Where a line in the listing below contains the word "karsilastir", copy that line.
[begin DATASET CONTENT]
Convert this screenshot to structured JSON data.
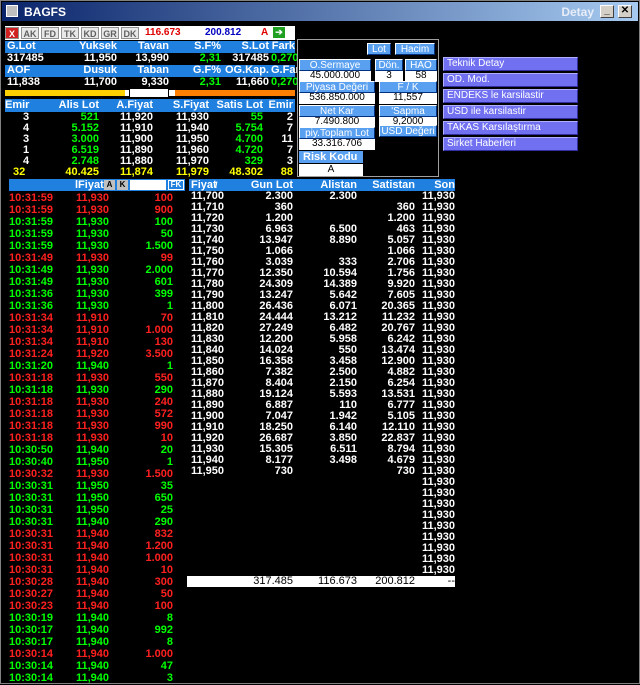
{
  "window": {
    "title": "BAGFS",
    "detail": "Detay"
  },
  "toolbar": {
    "close_label": "X",
    "tabs": [
      "AK",
      "FD",
      "TK",
      "KD",
      "GR",
      "DK"
    ],
    "price_red": "116.673",
    "price_blue": "200.812",
    "a_label": "A"
  },
  "summary": {
    "row1_headers": [
      "G.Lot",
      "Yuksek",
      "Tavan",
      "S.F%",
      "S.Lot",
      "Fark"
    ],
    "row1_values": [
      "317485",
      "11,950",
      "13,990",
      "2,31",
      "317485",
      "0,270"
    ],
    "row2_headers": [
      "AOF",
      "Dusuk",
      "Taban",
      "G.F%",
      "OG.Kap.",
      "G.Fark"
    ],
    "row2_values": [
      "11,838",
      "11,700",
      "9,330",
      "2,31",
      "11,660",
      "0,270"
    ]
  },
  "info_panel": {
    "lot_label": "Lot",
    "hacim_label": "Hacim",
    "osermaye_label": "O.Sermaye",
    "osermaye_value": "45.000.000",
    "don_label": "Dön.",
    "don_value": "3",
    "hao_label": "HAO",
    "hao_value": "58",
    "piyasa_label": "Piyasa Değeri",
    "piyasa_value": "536.850.000",
    "fk_label": "F / K",
    "fk_value": "11,557",
    "netkar_label": "Net Kar",
    "netkar_value": "7.490.800",
    "sapma_label": "'Sapma",
    "sapma_value": "9,2000",
    "ptoplam_label": "piy.Toplam Lot",
    "ptoplam_value": "33.316.706",
    "usd_label": "USD Değeri",
    "risk_label": "Risk Kodu",
    "risk_value": "A"
  },
  "menu": [
    "Teknik Detay",
    "OD. Mod.",
    "ENDEKS le karsilastir",
    "USD ile karsilastir",
    "TAKAS Karsılaştırma",
    "Sirket Haberleri"
  ],
  "depth": {
    "headers": [
      "Emir",
      "Alis Lot",
      "A.Fiyat",
      "S.Fiyat",
      "Satis Lot",
      "Emir"
    ],
    "rows": [
      [
        "3",
        "521",
        "11,920",
        "11,930",
        "55",
        "2"
      ],
      [
        "4",
        "5.152",
        "11,910",
        "11,940",
        "5.754",
        "7"
      ],
      [
        "3",
        "3.000",
        "11,900",
        "11,950",
        "4.700",
        "11"
      ],
      [
        "1",
        "6.519",
        "11,890",
        "11,960",
        "4.720",
        "7"
      ],
      [
        "4",
        "2.748",
        "11,880",
        "11,970",
        "329",
        "3"
      ]
    ],
    "totals": [
      "32",
      "40.425",
      "11,874",
      "11,979",
      "48.302",
      "88"
    ]
  },
  "trades": {
    "header_fiyat": "lFiyat",
    "a_btn": "A",
    "k_btn": "K",
    "fk_btn": "FK",
    "rows": [
      [
        "10:31:59",
        "11,930",
        "100",
        "r"
      ],
      [
        "10:31:59",
        "11,930",
        "900",
        "r"
      ],
      [
        "10:31:59",
        "11,930",
        "100",
        "g"
      ],
      [
        "10:31:59",
        "11,930",
        "50",
        "g"
      ],
      [
        "10:31:59",
        "11,930",
        "1.500",
        "g"
      ],
      [
        "10:31:49",
        "11,930",
        "99",
        "r"
      ],
      [
        "10:31:49",
        "11,930",
        "2.000",
        "g"
      ],
      [
        "10:31:49",
        "11,930",
        "601",
        "g"
      ],
      [
        "10:31:36",
        "11,930",
        "399",
        "g"
      ],
      [
        "10:31:36",
        "11,930",
        "1",
        "g"
      ],
      [
        "10:31:34",
        "11,910",
        "70",
        "r"
      ],
      [
        "10:31:34",
        "11,910",
        "1.000",
        "r"
      ],
      [
        "10:31:34",
        "11,910",
        "130",
        "r"
      ],
      [
        "10:31:24",
        "11,920",
        "3.500",
        "r"
      ],
      [
        "10:31:20",
        "11,940",
        "1",
        "g"
      ],
      [
        "10:31:18",
        "11,930",
        "550",
        "r"
      ],
      [
        "10:31:18",
        "11,930",
        "290",
        "g"
      ],
      [
        "10:31:18",
        "11,930",
        "240",
        "r"
      ],
      [
        "10:31:18",
        "11,930",
        "572",
        "r"
      ],
      [
        "10:31:18",
        "11,930",
        "990",
        "r"
      ],
      [
        "10:31:18",
        "11,930",
        "10",
        "r"
      ],
      [
        "10:30:50",
        "11,940",
        "20",
        "g"
      ],
      [
        "10:30:40",
        "11,950",
        "1",
        "g"
      ],
      [
        "10:30:32",
        "11,930",
        "1.500",
        "r"
      ],
      [
        "10:30:31",
        "11,950",
        "35",
        "g"
      ],
      [
        "10:30:31",
        "11,950",
        "650",
        "g"
      ],
      [
        "10:30:31",
        "11,950",
        "25",
        "g"
      ],
      [
        "10:30:31",
        "11,940",
        "290",
        "g"
      ],
      [
        "10:30:31",
        "11,940",
        "832",
        "r"
      ],
      [
        "10:30:31",
        "11,940",
        "1.200",
        "r"
      ],
      [
        "10:30:31",
        "11,940",
        "1.000",
        "r"
      ],
      [
        "10:30:31",
        "11,940",
        "10",
        "r"
      ],
      [
        "10:30:28",
        "11,940",
        "300",
        "r"
      ],
      [
        "10:30:27",
        "11,940",
        "50",
        "r"
      ],
      [
        "10:30:23",
        "11,940",
        "100",
        "r"
      ],
      [
        "10:30:19",
        "11,940",
        "8",
        "g"
      ],
      [
        "10:30:17",
        "11,940",
        "992",
        "g"
      ],
      [
        "10:30:17",
        "11,940",
        "8",
        "g"
      ],
      [
        "10:30:14",
        "11,940",
        "1.000",
        "r"
      ],
      [
        "10:30:14",
        "11,940",
        "47",
        "g"
      ],
      [
        "10:30:14",
        "11,940",
        "3",
        "g"
      ]
    ]
  },
  "volume": {
    "headers": [
      "Fiyat",
      "Gun Lot",
      "Alistan",
      "Satistan",
      "Son"
    ],
    "rows": [
      [
        "11,700",
        "2.300",
        "2.300",
        "",
        "11,930"
      ],
      [
        "11,710",
        "360",
        "",
        "360",
        "11,930"
      ],
      [
        "11,720",
        "1.200",
        "",
        "1.200",
        "11,930"
      ],
      [
        "11,730",
        "6.963",
        "6.500",
        "463",
        "11,930"
      ],
      [
        "11,740",
        "13.947",
        "8.890",
        "5.057",
        "11,930"
      ],
      [
        "11,750",
        "1.066",
        "",
        "1.066",
        "11,930"
      ],
      [
        "11,760",
        "3.039",
        "333",
        "2.706",
        "11,930"
      ],
      [
        "11,770",
        "12.350",
        "10.594",
        "1.756",
        "11,930"
      ],
      [
        "11,780",
        "24.309",
        "14.389",
        "9.920",
        "11,930"
      ],
      [
        "11,790",
        "13.247",
        "5.642",
        "7.605",
        "11,930"
      ],
      [
        "11,800",
        "26.436",
        "6.071",
        "20.365",
        "11,930"
      ],
      [
        "11,810",
        "24.444",
        "13.212",
        "11.232",
        "11,930"
      ],
      [
        "11,820",
        "27.249",
        "6.482",
        "20.767",
        "11,930"
      ],
      [
        "11,830",
        "12.200",
        "5.958",
        "6.242",
        "11,930"
      ],
      [
        "11,840",
        "14.024",
        "550",
        "13.474",
        "11,930"
      ],
      [
        "11,850",
        "16.358",
        "3.458",
        "12.900",
        "11,930"
      ],
      [
        "11,860",
        "7.382",
        "2.500",
        "4.882",
        "11,930"
      ],
      [
        "11,870",
        "8.404",
        "2.150",
        "6.254",
        "11,930"
      ],
      [
        "11,880",
        "19.124",
        "5.593",
        "13.531",
        "11,930"
      ],
      [
        "11,890",
        "6.887",
        "110",
        "6.777",
        "11,930"
      ],
      [
        "11,900",
        "7.047",
        "1.942",
        "5.105",
        "11,930"
      ],
      [
        "11,910",
        "18.250",
        "6.140",
        "12.110",
        "11,930"
      ],
      [
        "11,920",
        "26.687",
        "3.850",
        "22.837",
        "11,930"
      ],
      [
        "11,930",
        "15.305",
        "6.511",
        "8.794",
        "11,930"
      ],
      [
        "11,940",
        "8.177",
        "3.498",
        "4.679",
        "11,930"
      ],
      [
        "11,950",
        "730",
        "",
        "730",
        "11,930"
      ],
      [
        "",
        "",
        "",
        "",
        "11,930"
      ],
      [
        "",
        "",
        "",
        "",
        "11,930"
      ],
      [
        "",
        "",
        "",
        "",
        "11,930"
      ],
      [
        "",
        "",
        "",
        "",
        "11,930"
      ],
      [
        "",
        "",
        "",
        "",
        "11,930"
      ],
      [
        "",
        "",
        "",
        "",
        "11,930"
      ],
      [
        "",
        "",
        "",
        "",
        "11,930"
      ],
      [
        "",
        "",
        "",
        "",
        "11,930"
      ],
      [
        "",
        "",
        "",
        "",
        "11,930"
      ],
      [
        "",
        "",
        "",
        "",
        "11,930"
      ]
    ],
    "totals": [
      "317.485",
      "116.673",
      "200.812",
      "--"
    ]
  }
}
[end DATASET CONTENT]
» **FINAL ANSWER**:
    "ENDEKS le karsilastir",
    "USD ile karsilastir",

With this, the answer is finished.